*TO DO*. Where a line contains the string "借助关键语句", copy that line.

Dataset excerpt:
======
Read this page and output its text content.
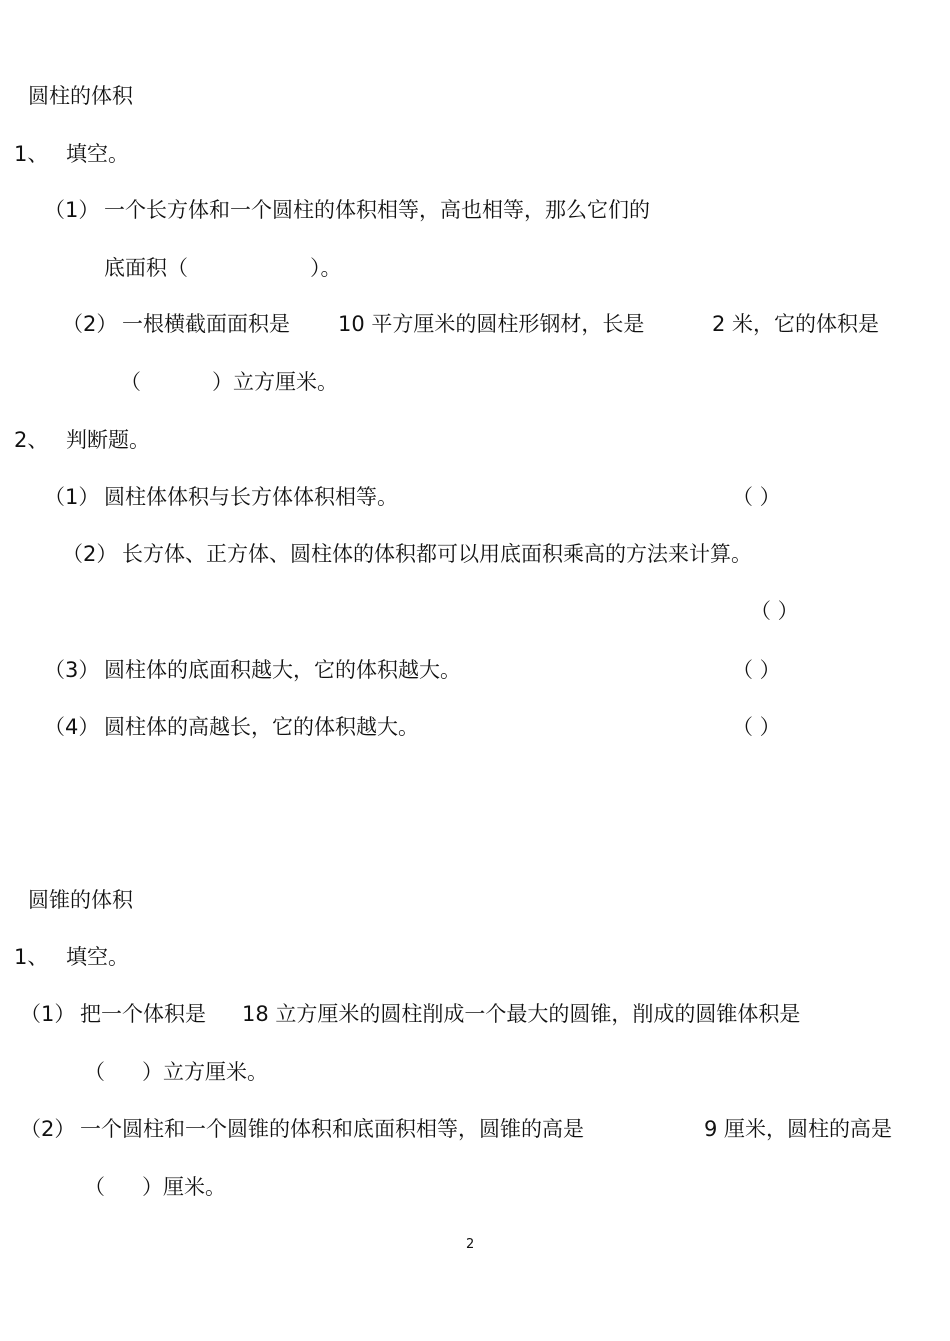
圆柱的体积
1、 填空。
（1） 一个长方体和一个圆柱的体积相等，高也相等，那么它们的
底面积（	）。
（2） 一根横截面面积是 10 平方厘米的圆柱形钢材，长是	2 米，它的体积是
（	）立方厘米。
2、 判断题。
（1） 圆柱体体积与长方体体积相等。	（ ）
（2） 长方体、正方体、圆柱体的体积都可以用底面积乘高的方法来计算。
（ ）
（3） 圆柱体的底面积越大，它的体积越大。	（ ）
（4） 圆柱体的高越长，它的体积越大。	（ ）
圆锥的体积
1、 填空。
（1） 把一个体积是 18 立方厘米的圆柱削成一个最大的圆锥，削成的圆锥体积是
（ ）立方厘米。
（2） 一个圆柱和一个圆锥的体积和底面积相等，圆锥的高是	9 厘米，圆柱的高是
（ ）厘米。
2
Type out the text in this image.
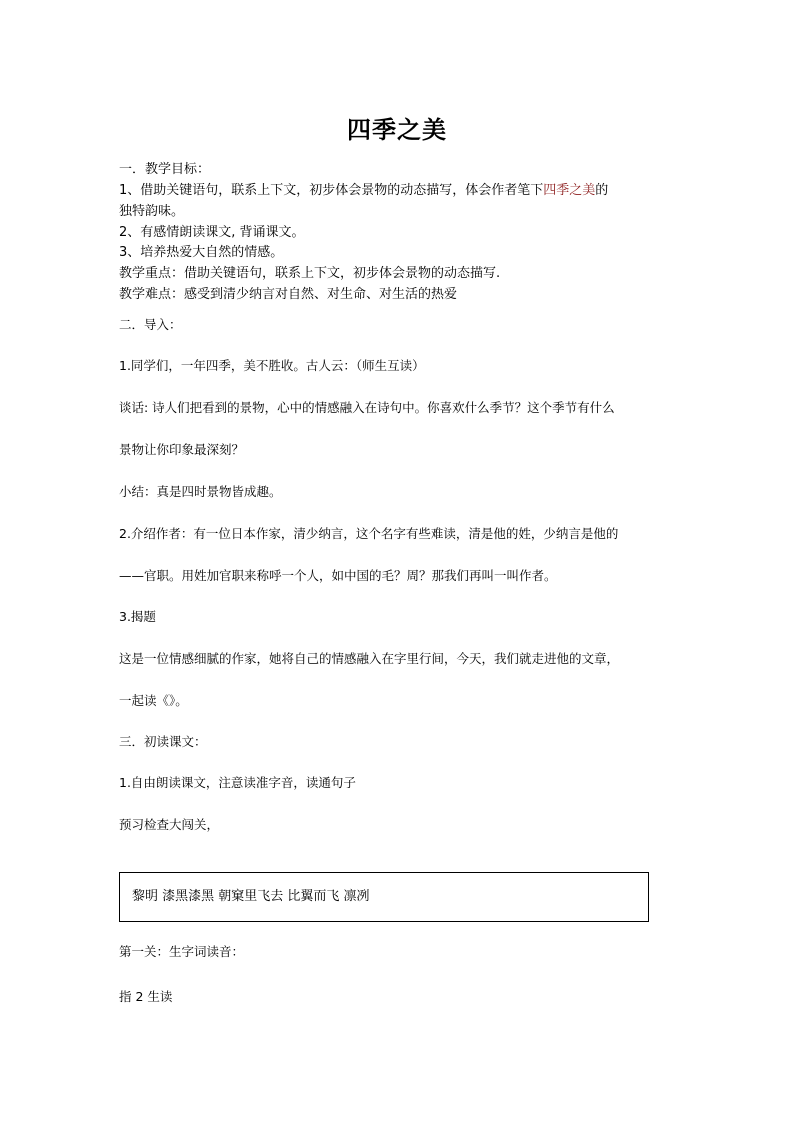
四季之美
一．教学目标：
1、借助关键语句，联系上下文，初步体会景物的动态描写，体会作者笔下四季之美的
独特韵味。
2、有感情朗读课文, 背诵课文。
3、培养热爱大自然的情感。
教学重点：借助关键语句，联系上下文，初步体会景物的动态描写.
教学难点：感受到清少纳言对自然、对生命、对生活的热爱
二．导入：
1.同学们，一年四季，美不胜收。古人云：（师生互读）
谈话: 诗人们把看到的景物，心中的情感融入在诗句中。你喜欢什么季节？这个季节有什么
景物让你印象最深刻？
小结：真是四时景物皆成趣。
2.介绍作者：有一位日本作家，清少纳言，这个名字有些难读，清是他的姓，少纳言是他的
——官职。用姓加官职来称呼一个人，如中国的毛？周？那我们再叫一叫作者。
3.揭题
这是一位情感细腻的作家，她将自己的情感融入在字里行间，今天，我们就走进他的文章，
一起读《》。
三．初读课文：
1.自由朗读课文，注意读准字音，读通句子
预习检查大闯关，
黎明 漆黑漆黑 朝窠里飞去 比翼而飞 凛冽
第一关：生字词读音：
指 2 生读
======
*SOLVED EXERCISE*.
1、借助关键语句，联系上下文，初步体会景物的动态描写，体会作者笔下四季之美的
教学重点：借助关键语句，联系上下文，初步体会景物的动态描写.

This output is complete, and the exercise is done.